Repeat the data word for word. Do not include the pictures.

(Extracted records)
# # # # # # #
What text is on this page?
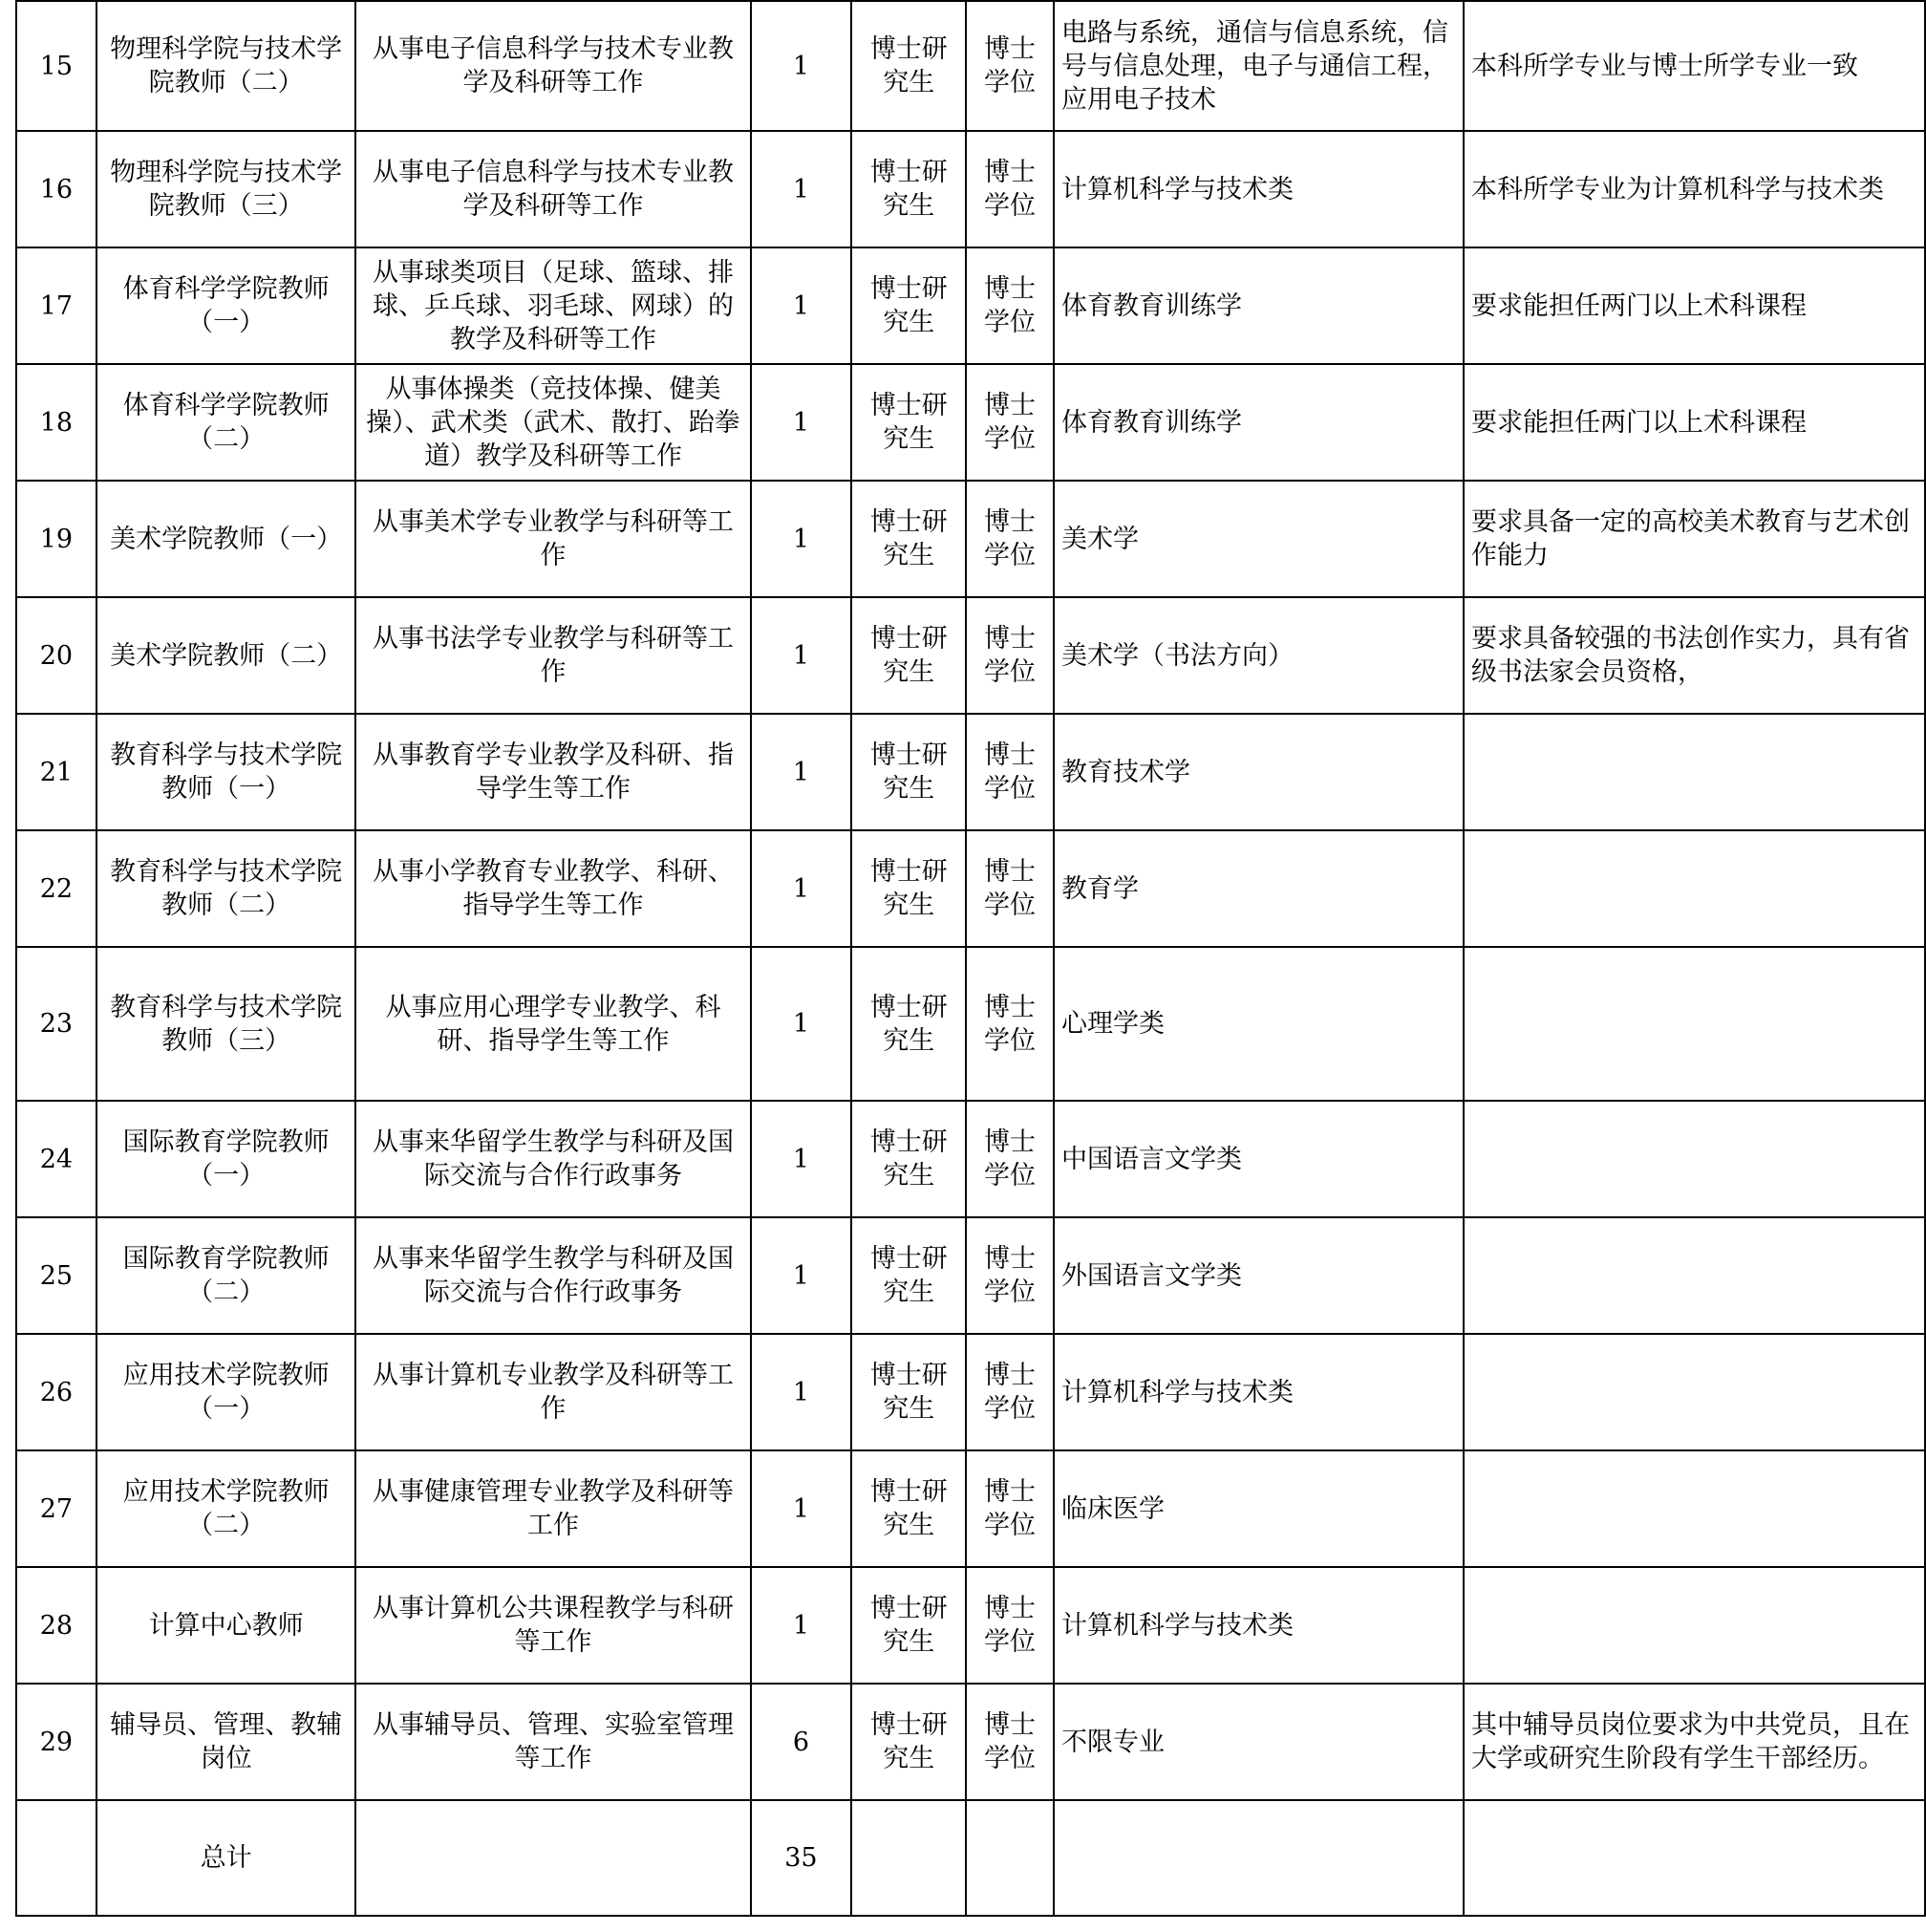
15	物理科学院与技术学院教师（二）	从事电子信息科学与技术专业教学及科研等工作	1	博士研究生	博士学位	电路与系统，通信与信息系统，信号与信息处理，电子与通信工程，应用电子技术	本科所学专业与博士所学专业一致
16	物理科学院与技术学院教师（三）	从事电子信息科学与技术专业教学及科研等工作	1	博士研究生	博士学位	计算机科学与技术类	本科所学专业为计算机科学与技术类
17	体育科学学院教师（一）	从事球类项目（足球、篮球、排球、乒乓球、羽毛球、网球）的教学及科研等工作	1	博士研究生	博士学位	体育教育训练学	要求能担任两门以上术科课程
18	体育科学学院教师（二）	从事体操类（竞技体操、健美操）、武术类（武术、散打、跆拳道）教学及科研等工作	1	博士研究生	博士学位	体育教育训练学	要求能担任两门以上术科课程
19	美术学院教师（一）	从事美术学专业教学与科研等工作	1	博士研究生	博士学位	美术学	要求具备一定的高校美术教育与艺术创作能力
20	美术学院教师（二）	从事书法学专业教学与科研等工作	1	博士研究生	博士学位	美术学（书法方向）	要求具备较强的书法创作实力，具有省级书法家会员资格，
21	教育科学与技术学院教师（一）	从事教育学专业教学及科研、指导学生等工作	1	博士研究生	博士学位	教育技术学	
22	教育科学与技术学院教师（二）	从事小学教育专业教学、科研、指导学生等工作	1	博士研究生	博士学位	教育学	
23	教育科学与技术学院教师（三）	从事应用心理学专业教学、科研、指导学生等工作	1	博士研究生	博士学位	心理学类	
24	国际教育学院教师（一）	从事来华留学生教学与科研及国际交流与合作行政事务	1	博士研究生	博士学位	中国语言文学类	
25	国际教育学院教师（二）	从事来华留学生教学与科研及国际交流与合作行政事务	1	博士研究生	博士学位	外国语言文学类	
26	应用技术学院教师（一）	从事计算机专业教学及科研等工作	1	博士研究生	博士学位	计算机科学与技术类	
27	应用技术学院教师（二）	从事健康管理专业教学及科研等工作	1	博士研究生	博士学位	临床医学	
28	计算中心教师	从事计算机公共课程教学与科研等工作	1	博士研究生	博士学位	计算机科学与技术类	
29	辅导员、管理、教辅岗位	从事辅导员、管理、实验室管理等工作	6	博士研究生	博士学位	不限专业	其中辅导员岗位要求为中共党员，且在大学或研究生阶段有学生干部经历。
	总计		35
# # # # # # #
*SOLUTION FOR THIS EXERCISE*.
What text is on this page?
15	物理科学院与技术学院教师（二）	从事电子信息科学与技术专业教学及科研等工作	1	博士研究生	博士学位	电路与系统，通信与信息系统，信号与信息处理，电子与通信工程，应用电子技术	本科所学专业与博士所学专业一致
16	物理科学院与技术学院教师（三）	从事电子信息科学与技术专业教学及科研等工作	1	博士研究生	博士学位	计算机科学与技术类	本科所学专业为计算机科学与技术类
17	体育科学学院教师（一）	从事球类项目（足球、篮球、排球、乒乓球、羽毛球、网球）的教学及科研等工作	1	博士研究生	博士学位	体育教育训练学	要求能担任两门以上术科课程
18	体育科学学院教师（二）	从事体操类（竞技体操、健美操）、武术类（武术、散打、跆拳道）教学及科研等工作	1	博士研究生	博士学位	体育教育训练学	要求能担任两门以上术科课程
19	美术学院教师（一）	从事美术学专业教学与科研等工作	1	博士研究生	博士学位	美术学	要求具备一定的高校美术教育与艺术创作能力
20	美术学院教师（二）	从事书法学专业教学与科研等工作	1	博士研究生	博士学位	美术学（书法方向）	要求具备较强的书法创作实力，具有省级书法家会员资格，
21	教育科学与技术学院教师（一）	从事教育学专业教学及科研、指导学生等工作	1	博士研究生	博士学位	教育技术学	
22	教育科学与技术学院教师（二）	从事小学教育专业教学、科研、指导学生等工作	1	博士研究生	博士学位	教育学	
23	教育科学与技术学院教师（三）	从事应用心理学专业教学、科研、指导学生等工作	1	博士研究生	博士学位	心理学类	
24	国际教育学院教师（一）	从事来华留学生教学与科研及国际交流与合作行政事务	1	博士研究生	博士学位	中国语言文学类	
25	国际教育学院教师（二）	从事来华留学生教学与科研及国际交流与合作行政事务	1	博士研究生	博士学位	外国语言文学类	
26	应用技术学院教师（一）	从事计算机专业教学及科研等工作	1	博士研究生	博士学位	计算机科学与技术类	
27	应用技术学院教师（二）	从事健康管理专业教学及科研等工作	1	博士研究生	博士学位	临床医学	
28	计算中心教师	从事计算机公共课程教学与科研等工作	1	博士研究生	博士学位	计算机科学与技术类	
29	辅导员、管理、教辅岗位	从事辅导员、管理、实验室管理等工作	6	博士研究生	博士学位	不限专业	其中辅导员岗位要求为中共党员，且在大学或研究生阶段有学生干部经历。
	总计		35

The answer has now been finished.